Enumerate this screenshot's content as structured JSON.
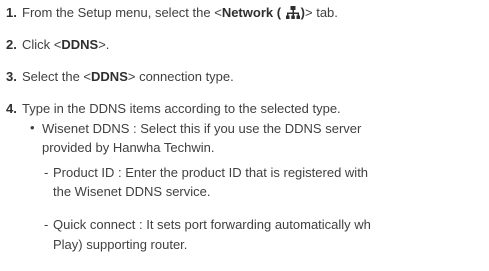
{
  "steps": [
    {
      "number": "1.",
      "pre": "From the Setup menu, select the <",
      "bold": "Network (",
      "icon": "network-icon",
      "bold_close": ")",
      "post": "> tab."
    },
    {
      "number": "2.",
      "pre": "Click <",
      "bold": "DDNS",
      "post": ">."
    },
    {
      "number": "3.",
      "pre": "Select the <",
      "bold": "DDNS",
      "post": "> connection type."
    },
    {
      "number": "4.",
      "text": "Type in the DDNS items according to the selected type."
    }
  ],
  "bullet": {
    "line1": "Wisenet DDNS : Select this if you use the DDNS server",
    "line2": "provided by Hanwha Techwin."
  },
  "subitems": [
    {
      "line1": "Product ID : Enter the product ID that is registered with",
      "line2": "the Wisenet DDNS service."
    },
    {
      "line1": "Quick connect : It sets port forwarding automatically wh",
      "line2": "Play) supporting router."
    }
  ]
}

※

# What is asked
Each entry should be repeated exactly as it appears; the pictures stay out.

# Worked answer
Enumerate this screenshot's content as structured JSON.
{
  "steps": [
    {
      "number": "1.",
      "pre": "From the Setup menu, select the <",
      "bold": "Network (",
      "icon": "network-icon",
      "bold_close": ")",
      "post": "> tab."
    },
    {
      "number": "2.",
      "pre": "Click <",
      "bold": "DDNS",
      "post": ">."
    },
    {
      "number": "3.",
      "pre": "Select the <",
      "bold": "DDNS",
      "post": "> connection type."
    },
    {
      "number": "4.",
      "text": "Type in the DDNS items according to the selected type."
    }
  ],
  "bullet": {
    "line1": "Wisenet DDNS : Select this if you use the DDNS server",
    "line2": "provided by Hanwha Techwin."
  },
  "subitems": [
    {
      "line1": "Product ID : Enter the product ID that is registered with",
      "line2": "the Wisenet DDNS service."
    },
    {
      "line1": "Quick connect : It sets port forwarding automatically wh",
      "line2": "Play) supporting router."
    }
  ]
}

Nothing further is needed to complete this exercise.